To do:
Hunt for the word "data" across the entries below, copying each line that holds it.

◆ ◆ ◆ ◆ ◆

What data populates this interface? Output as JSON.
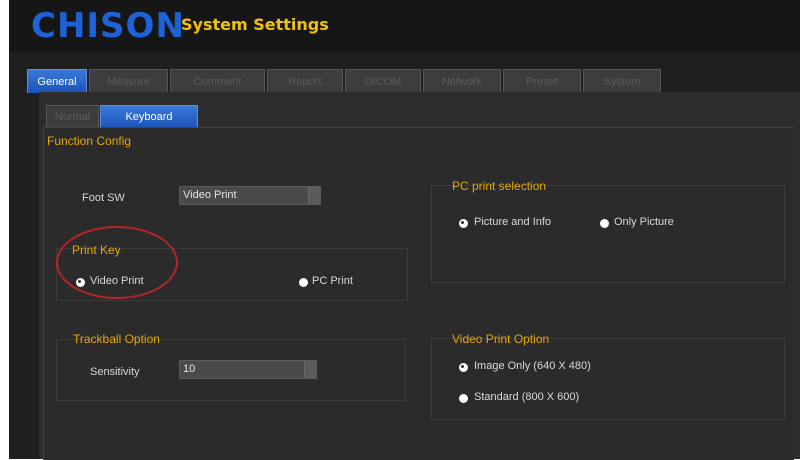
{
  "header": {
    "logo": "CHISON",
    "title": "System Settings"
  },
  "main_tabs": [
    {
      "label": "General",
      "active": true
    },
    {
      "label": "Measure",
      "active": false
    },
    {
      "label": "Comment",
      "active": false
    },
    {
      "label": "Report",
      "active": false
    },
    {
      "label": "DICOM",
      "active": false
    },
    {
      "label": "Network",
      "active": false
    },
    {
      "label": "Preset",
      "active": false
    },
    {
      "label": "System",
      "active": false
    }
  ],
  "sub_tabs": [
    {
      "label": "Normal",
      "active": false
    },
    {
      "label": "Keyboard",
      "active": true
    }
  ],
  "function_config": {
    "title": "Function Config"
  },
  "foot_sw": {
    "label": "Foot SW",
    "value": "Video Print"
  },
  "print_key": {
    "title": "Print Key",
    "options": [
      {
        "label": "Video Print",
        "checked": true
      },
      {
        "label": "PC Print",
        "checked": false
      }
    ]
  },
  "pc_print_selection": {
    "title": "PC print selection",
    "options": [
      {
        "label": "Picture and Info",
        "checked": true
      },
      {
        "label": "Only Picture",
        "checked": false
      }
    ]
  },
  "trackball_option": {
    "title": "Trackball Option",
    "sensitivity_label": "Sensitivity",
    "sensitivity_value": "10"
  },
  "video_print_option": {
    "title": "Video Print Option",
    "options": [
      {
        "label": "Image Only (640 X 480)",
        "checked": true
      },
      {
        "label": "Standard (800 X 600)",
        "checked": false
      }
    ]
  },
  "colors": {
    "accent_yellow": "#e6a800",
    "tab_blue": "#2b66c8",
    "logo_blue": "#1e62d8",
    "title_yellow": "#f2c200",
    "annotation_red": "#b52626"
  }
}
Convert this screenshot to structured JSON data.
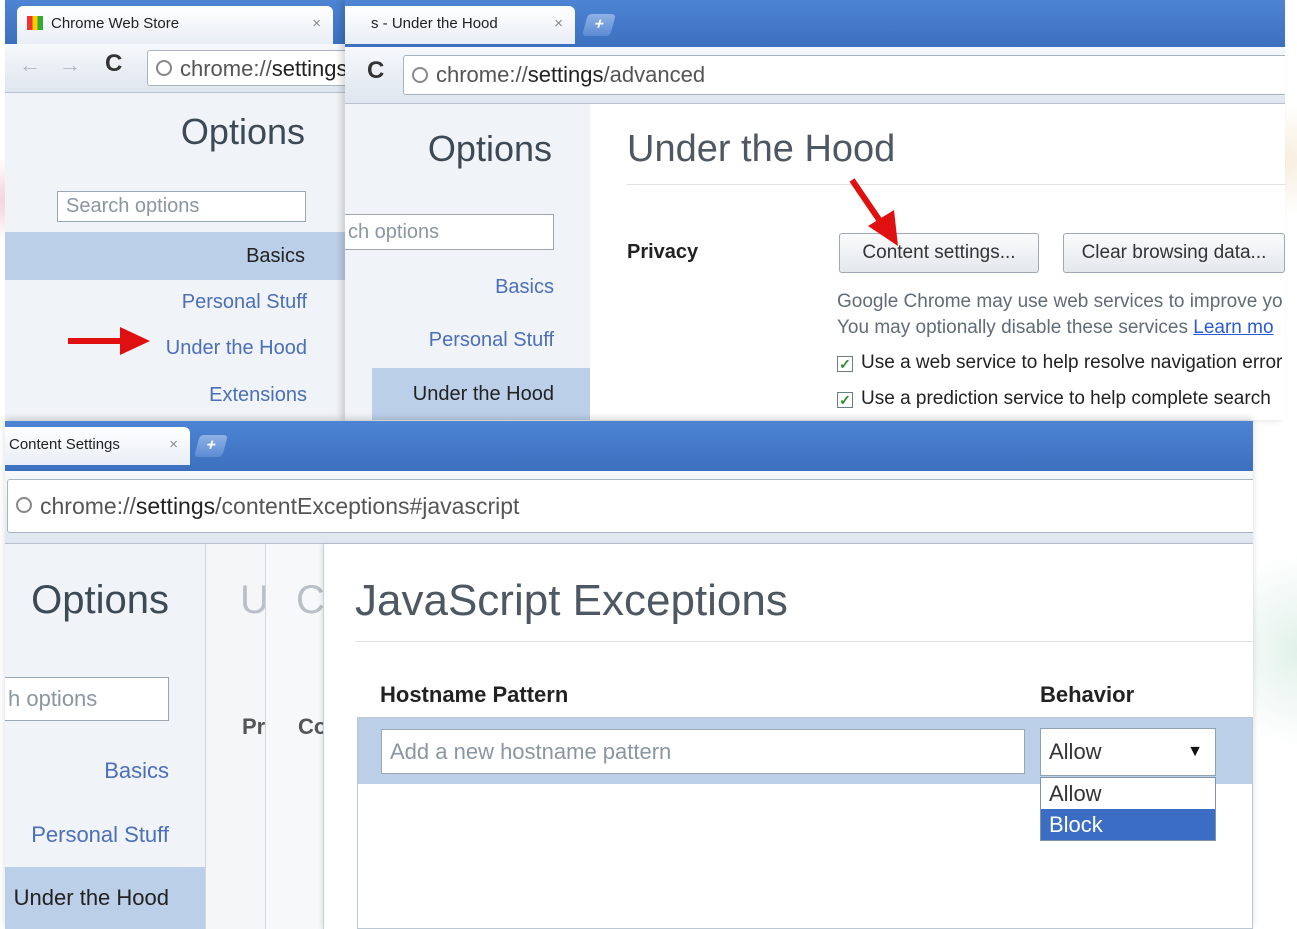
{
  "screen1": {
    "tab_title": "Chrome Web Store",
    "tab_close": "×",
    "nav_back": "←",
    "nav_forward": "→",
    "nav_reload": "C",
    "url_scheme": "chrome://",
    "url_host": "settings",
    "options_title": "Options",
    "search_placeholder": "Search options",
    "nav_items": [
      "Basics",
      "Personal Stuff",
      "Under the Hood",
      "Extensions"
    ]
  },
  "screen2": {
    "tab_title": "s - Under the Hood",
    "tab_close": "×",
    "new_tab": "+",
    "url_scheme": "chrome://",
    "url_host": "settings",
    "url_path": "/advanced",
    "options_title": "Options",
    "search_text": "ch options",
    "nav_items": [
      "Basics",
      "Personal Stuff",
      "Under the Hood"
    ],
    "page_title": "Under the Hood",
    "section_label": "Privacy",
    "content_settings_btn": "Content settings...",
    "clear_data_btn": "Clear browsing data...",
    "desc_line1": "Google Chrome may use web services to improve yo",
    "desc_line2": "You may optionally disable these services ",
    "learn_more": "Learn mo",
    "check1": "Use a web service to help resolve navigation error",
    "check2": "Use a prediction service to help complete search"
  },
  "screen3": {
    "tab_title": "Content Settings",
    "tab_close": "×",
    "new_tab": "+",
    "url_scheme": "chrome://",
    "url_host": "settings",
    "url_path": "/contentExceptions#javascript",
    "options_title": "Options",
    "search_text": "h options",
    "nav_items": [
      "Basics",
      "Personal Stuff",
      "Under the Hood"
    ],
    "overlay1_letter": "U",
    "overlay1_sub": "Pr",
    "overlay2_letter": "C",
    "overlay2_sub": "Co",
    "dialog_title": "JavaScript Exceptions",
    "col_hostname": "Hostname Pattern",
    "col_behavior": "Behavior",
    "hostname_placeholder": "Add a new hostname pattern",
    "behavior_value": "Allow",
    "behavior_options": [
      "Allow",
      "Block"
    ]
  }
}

◆ ◆ ◆ ◆ ◆

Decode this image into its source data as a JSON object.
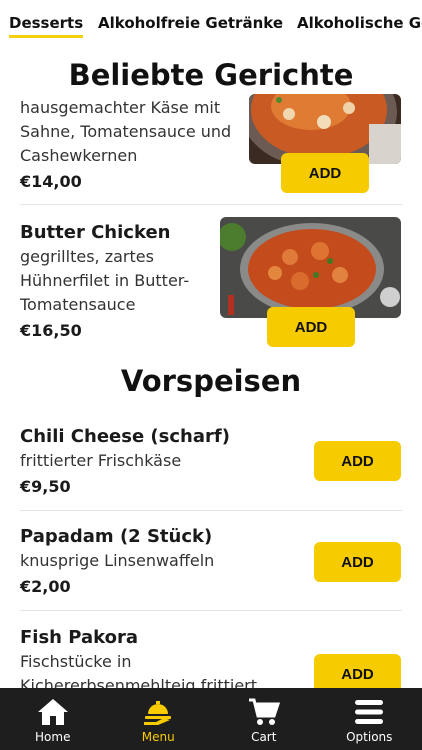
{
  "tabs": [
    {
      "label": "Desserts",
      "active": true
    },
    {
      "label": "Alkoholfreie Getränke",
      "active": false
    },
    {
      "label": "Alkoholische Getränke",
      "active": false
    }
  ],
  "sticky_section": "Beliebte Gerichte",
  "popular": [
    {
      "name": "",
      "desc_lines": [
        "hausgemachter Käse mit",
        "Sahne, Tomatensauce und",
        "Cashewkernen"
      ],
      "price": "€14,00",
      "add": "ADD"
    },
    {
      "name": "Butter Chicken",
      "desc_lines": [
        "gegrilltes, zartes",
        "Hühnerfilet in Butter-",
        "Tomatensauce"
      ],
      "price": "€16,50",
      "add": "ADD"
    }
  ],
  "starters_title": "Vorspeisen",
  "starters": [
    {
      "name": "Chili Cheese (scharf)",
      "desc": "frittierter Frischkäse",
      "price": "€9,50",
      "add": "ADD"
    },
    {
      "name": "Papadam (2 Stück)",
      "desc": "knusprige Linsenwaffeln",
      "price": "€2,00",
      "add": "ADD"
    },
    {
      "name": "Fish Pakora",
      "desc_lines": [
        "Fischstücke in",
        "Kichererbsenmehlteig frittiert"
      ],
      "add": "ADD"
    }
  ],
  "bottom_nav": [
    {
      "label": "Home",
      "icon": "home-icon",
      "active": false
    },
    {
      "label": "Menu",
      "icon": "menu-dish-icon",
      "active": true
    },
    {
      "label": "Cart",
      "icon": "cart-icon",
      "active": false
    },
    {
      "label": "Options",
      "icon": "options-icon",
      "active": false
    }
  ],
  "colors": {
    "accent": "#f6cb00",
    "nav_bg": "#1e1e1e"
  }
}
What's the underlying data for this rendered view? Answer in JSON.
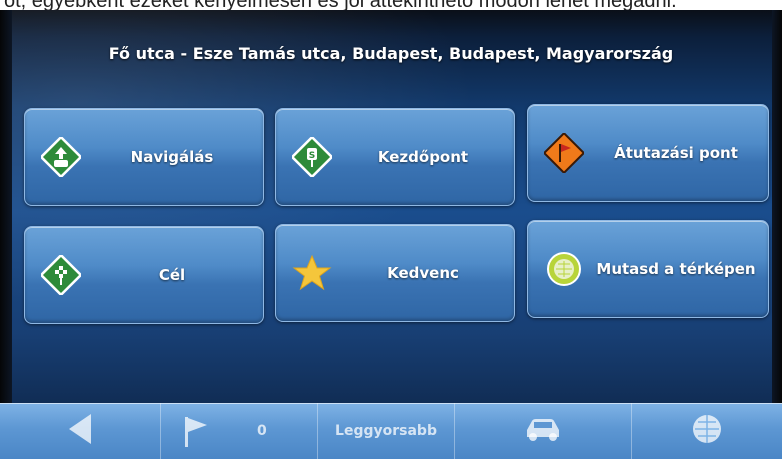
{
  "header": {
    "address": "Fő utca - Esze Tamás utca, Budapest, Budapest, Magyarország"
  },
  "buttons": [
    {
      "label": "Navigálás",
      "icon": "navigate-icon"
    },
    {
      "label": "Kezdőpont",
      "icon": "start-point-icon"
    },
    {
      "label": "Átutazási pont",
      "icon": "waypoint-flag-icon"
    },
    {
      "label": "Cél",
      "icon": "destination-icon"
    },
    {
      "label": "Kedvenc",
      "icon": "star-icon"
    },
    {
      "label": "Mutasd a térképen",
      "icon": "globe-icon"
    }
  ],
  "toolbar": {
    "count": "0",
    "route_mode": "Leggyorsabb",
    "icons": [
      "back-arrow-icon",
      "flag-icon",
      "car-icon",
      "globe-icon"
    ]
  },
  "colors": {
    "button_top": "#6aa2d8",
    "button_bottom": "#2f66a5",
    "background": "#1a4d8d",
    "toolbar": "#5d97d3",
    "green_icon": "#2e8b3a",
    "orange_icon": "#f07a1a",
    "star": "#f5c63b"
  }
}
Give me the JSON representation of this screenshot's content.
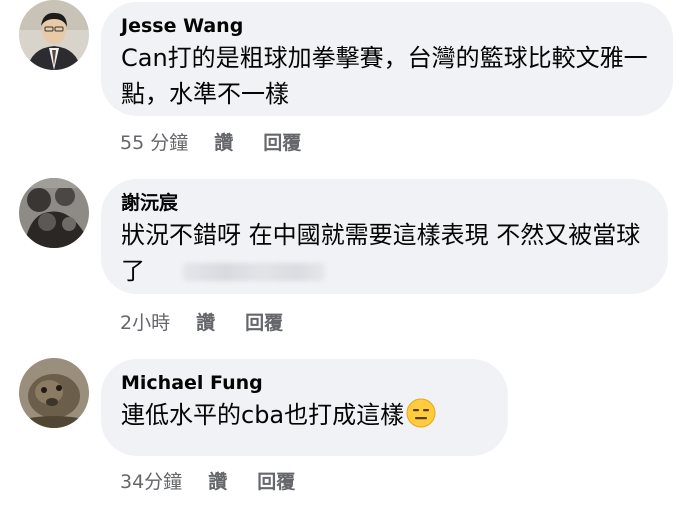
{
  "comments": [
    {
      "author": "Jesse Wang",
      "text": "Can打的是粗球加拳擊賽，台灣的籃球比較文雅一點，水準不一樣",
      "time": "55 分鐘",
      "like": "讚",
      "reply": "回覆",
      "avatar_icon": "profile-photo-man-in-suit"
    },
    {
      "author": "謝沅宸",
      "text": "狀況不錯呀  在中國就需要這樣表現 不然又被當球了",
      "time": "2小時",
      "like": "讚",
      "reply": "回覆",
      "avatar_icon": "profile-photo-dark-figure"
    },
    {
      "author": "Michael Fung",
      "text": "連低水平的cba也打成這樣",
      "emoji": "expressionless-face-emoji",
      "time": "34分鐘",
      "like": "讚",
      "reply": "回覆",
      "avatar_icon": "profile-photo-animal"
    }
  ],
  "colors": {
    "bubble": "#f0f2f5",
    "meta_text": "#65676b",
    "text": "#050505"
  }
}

◆ ◆ ◆ ◆ ◆

Answer below:
What data populates this interface? Output as JSON.
Convert this screenshot to structured JSON data.
    "clear_data_btn": "Clear browsing data...",
Decode this image into its source data as a JSON object.
What's the underlying data for this rendered view? Answer in JSON.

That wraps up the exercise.